-------- Data shown --------

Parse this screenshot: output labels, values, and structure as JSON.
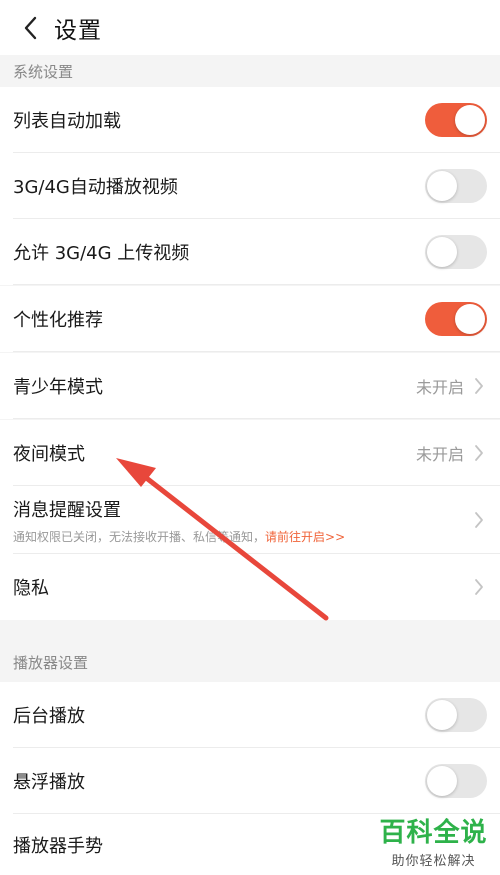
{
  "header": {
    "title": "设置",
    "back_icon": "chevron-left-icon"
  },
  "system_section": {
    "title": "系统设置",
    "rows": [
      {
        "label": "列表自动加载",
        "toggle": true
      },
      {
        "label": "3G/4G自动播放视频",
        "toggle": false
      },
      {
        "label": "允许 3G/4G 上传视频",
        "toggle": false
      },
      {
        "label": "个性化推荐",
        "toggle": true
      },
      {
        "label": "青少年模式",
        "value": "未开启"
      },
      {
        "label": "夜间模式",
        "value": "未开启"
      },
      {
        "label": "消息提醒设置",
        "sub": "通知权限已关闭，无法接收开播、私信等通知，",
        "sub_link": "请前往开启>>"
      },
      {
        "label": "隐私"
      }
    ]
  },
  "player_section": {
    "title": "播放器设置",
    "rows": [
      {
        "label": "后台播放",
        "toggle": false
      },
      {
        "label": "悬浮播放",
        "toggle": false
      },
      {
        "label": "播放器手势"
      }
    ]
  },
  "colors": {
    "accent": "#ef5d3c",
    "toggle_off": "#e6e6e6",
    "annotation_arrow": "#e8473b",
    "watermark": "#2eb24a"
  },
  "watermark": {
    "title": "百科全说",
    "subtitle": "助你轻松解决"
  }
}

--------

Problem to work on:
Reproduce all of the data exactly; the pictures do not belong in the copy.

Output below:
Parse this screenshot: output labels, values, and structure as JSON.
{
  "header": {
    "title": "设置",
    "back_icon": "chevron-left-icon"
  },
  "system_section": {
    "title": "系统设置",
    "rows": [
      {
        "label": "列表自动加载",
        "toggle": true
      },
      {
        "label": "3G/4G自动播放视频",
        "toggle": false
      },
      {
        "label": "允许 3G/4G 上传视频",
        "toggle": false
      },
      {
        "label": "个性化推荐",
        "toggle": true
      },
      {
        "label": "青少年模式",
        "value": "未开启"
      },
      {
        "label": "夜间模式",
        "value": "未开启"
      },
      {
        "label": "消息提醒设置",
        "sub": "通知权限已关闭，无法接收开播、私信等通知，",
        "sub_link": "请前往开启>>"
      },
      {
        "label": "隐私"
      }
    ]
  },
  "player_section": {
    "title": "播放器设置",
    "rows": [
      {
        "label": "后台播放",
        "toggle": false
      },
      {
        "label": "悬浮播放",
        "toggle": false
      },
      {
        "label": "播放器手势"
      }
    ]
  },
  "colors": {
    "accent": "#ef5d3c",
    "toggle_off": "#e6e6e6",
    "annotation_arrow": "#e8473b",
    "watermark": "#2eb24a"
  },
  "watermark": {
    "title": "百科全说",
    "subtitle": "助你轻松解决"
  }
}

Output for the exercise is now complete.